■ WORK TO BE COMPLETED:
Tell how many lines include the string "sáng". Answer with a single number.

■ RECORDS SHOWN:
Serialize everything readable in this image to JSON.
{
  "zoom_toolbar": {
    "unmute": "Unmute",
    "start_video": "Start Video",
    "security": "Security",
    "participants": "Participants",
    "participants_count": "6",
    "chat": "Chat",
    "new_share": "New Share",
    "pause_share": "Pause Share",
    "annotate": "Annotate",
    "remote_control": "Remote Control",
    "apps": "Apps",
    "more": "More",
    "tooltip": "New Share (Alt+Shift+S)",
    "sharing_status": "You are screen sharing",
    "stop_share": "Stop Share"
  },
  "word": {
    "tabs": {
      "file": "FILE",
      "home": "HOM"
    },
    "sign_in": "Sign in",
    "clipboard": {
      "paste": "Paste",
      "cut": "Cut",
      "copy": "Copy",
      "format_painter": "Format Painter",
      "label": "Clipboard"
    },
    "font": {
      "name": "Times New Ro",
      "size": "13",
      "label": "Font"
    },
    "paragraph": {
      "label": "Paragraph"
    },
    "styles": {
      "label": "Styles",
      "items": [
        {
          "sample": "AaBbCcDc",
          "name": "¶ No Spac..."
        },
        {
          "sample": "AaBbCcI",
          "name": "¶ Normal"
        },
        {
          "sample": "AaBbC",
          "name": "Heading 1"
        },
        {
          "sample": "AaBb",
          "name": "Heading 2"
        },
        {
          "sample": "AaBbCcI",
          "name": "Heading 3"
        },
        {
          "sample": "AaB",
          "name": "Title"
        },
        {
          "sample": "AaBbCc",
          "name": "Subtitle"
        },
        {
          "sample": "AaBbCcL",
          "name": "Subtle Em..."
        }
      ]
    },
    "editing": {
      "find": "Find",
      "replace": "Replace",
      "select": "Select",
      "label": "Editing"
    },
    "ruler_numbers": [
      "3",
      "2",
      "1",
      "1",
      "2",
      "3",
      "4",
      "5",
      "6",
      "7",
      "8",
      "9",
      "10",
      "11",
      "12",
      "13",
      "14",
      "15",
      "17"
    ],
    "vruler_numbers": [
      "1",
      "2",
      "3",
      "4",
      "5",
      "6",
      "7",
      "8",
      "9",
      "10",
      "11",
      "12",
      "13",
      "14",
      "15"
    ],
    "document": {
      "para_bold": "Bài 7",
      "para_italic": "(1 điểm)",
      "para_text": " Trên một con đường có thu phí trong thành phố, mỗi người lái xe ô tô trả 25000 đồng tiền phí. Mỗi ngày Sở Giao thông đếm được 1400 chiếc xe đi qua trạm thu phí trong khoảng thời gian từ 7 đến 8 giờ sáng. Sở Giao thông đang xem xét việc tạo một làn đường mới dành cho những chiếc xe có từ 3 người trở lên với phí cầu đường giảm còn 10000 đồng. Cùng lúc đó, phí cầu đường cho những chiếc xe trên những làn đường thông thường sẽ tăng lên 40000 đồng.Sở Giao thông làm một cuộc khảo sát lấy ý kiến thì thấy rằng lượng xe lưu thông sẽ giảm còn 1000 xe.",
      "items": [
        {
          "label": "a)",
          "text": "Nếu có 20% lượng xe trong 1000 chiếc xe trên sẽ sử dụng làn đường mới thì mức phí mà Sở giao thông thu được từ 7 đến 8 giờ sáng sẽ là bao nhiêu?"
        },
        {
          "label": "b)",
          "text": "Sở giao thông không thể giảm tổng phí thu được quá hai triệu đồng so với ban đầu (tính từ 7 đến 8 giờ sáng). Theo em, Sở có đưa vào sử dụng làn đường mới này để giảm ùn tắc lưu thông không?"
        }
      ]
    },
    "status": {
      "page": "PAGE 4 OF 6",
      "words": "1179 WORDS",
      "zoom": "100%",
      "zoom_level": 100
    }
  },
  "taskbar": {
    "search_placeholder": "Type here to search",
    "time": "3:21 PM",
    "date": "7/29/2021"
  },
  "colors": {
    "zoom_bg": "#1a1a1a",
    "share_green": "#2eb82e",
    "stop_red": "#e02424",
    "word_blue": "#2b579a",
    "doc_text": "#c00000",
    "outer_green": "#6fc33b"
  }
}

■ FINAL ANSWER:
3